WHAT THE TASK ASKS. Exactly reproduce the lines that follow.

WORKING DATA.
┏━━

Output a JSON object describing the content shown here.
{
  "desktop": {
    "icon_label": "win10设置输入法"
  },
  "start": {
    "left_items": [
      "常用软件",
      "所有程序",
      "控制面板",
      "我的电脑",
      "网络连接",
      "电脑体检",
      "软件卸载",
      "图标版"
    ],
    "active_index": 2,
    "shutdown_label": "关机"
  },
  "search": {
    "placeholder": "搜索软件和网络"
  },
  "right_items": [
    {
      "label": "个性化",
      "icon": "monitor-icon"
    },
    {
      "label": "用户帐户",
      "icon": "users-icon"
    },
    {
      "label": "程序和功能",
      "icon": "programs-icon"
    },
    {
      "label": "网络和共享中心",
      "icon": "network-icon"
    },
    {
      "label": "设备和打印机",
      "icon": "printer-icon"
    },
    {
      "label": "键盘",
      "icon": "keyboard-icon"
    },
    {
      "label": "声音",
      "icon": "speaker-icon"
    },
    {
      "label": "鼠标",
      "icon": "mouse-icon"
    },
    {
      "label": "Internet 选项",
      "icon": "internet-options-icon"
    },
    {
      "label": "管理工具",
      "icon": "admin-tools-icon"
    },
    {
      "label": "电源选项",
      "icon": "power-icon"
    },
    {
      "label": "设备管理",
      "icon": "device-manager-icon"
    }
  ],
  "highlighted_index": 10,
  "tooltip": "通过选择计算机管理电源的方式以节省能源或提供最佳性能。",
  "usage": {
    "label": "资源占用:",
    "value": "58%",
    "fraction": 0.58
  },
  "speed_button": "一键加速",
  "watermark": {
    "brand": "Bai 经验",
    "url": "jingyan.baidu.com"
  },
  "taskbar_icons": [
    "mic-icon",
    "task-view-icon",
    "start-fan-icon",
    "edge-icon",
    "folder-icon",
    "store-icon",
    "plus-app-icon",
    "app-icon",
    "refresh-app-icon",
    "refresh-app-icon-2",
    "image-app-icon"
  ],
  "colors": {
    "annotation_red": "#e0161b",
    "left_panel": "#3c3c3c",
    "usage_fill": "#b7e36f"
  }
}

┗━━

OUTPUT BELOW.
Output a JSON object describing the content shown here.
{
  "desktop": {
    "icon_label": "win10设置输入法"
  },
  "start": {
    "left_items": [
      "常用软件",
      "所有程序",
      "控制面板",
      "我的电脑",
      "网络连接",
      "电脑体检",
      "软件卸载",
      "图标版"
    ],
    "active_index": 2,
    "shutdown_label": "关机"
  },
  "search": {
    "placeholder": "搜索软件和网络"
  },
  "right_items": [
    {
      "label": "个性化",
      "icon": "monitor-icon"
    },
    {
      "label": "用户帐户",
      "icon": "users-icon"
    },
    {
      "label": "程序和功能",
      "icon": "programs-icon"
    },
    {
      "label": "网络和共享中心",
      "icon": "network-icon"
    },
    {
      "label": "设备和打印机",
      "icon": "printer-icon"
    },
    {
      "label": "键盘",
      "icon": "keyboard-icon"
    },
    {
      "label": "声音",
      "icon": "speaker-icon"
    },
    {
      "label": "鼠标",
      "icon": "mouse-icon"
    },
    {
      "label": "Internet 选项",
      "icon": "internet-options-icon"
    },
    {
      "label": "管理工具",
      "icon": "admin-tools-icon"
    },
    {
      "label": "电源选项",
      "icon": "power-icon"
    },
    {
      "label": "设备管理",
      "icon": "device-manager-icon"
    }
  ],
  "highlighted_index": 10,
  "tooltip": "通过选择计算机管理电源的方式以节省能源或提供最佳性能。",
  "usage": {
    "label": "资源占用:",
    "value": "58%",
    "fraction": 0.58
  },
  "speed_button": "一键加速",
  "watermark": {
    "brand": "Bai 经验",
    "url": "jingyan.baidu.com"
  },
  "taskbar_icons": [
    "mic-icon",
    "task-view-icon",
    "start-fan-icon",
    "edge-icon",
    "folder-icon",
    "store-icon",
    "plus-app-icon",
    "app-icon",
    "refresh-app-icon",
    "refresh-app-icon-2",
    "image-app-icon"
  ],
  "colors": {
    "annotation_red": "#e0161b",
    "left_panel": "#3c3c3c",
    "usage_fill": "#b7e36f"
  }
}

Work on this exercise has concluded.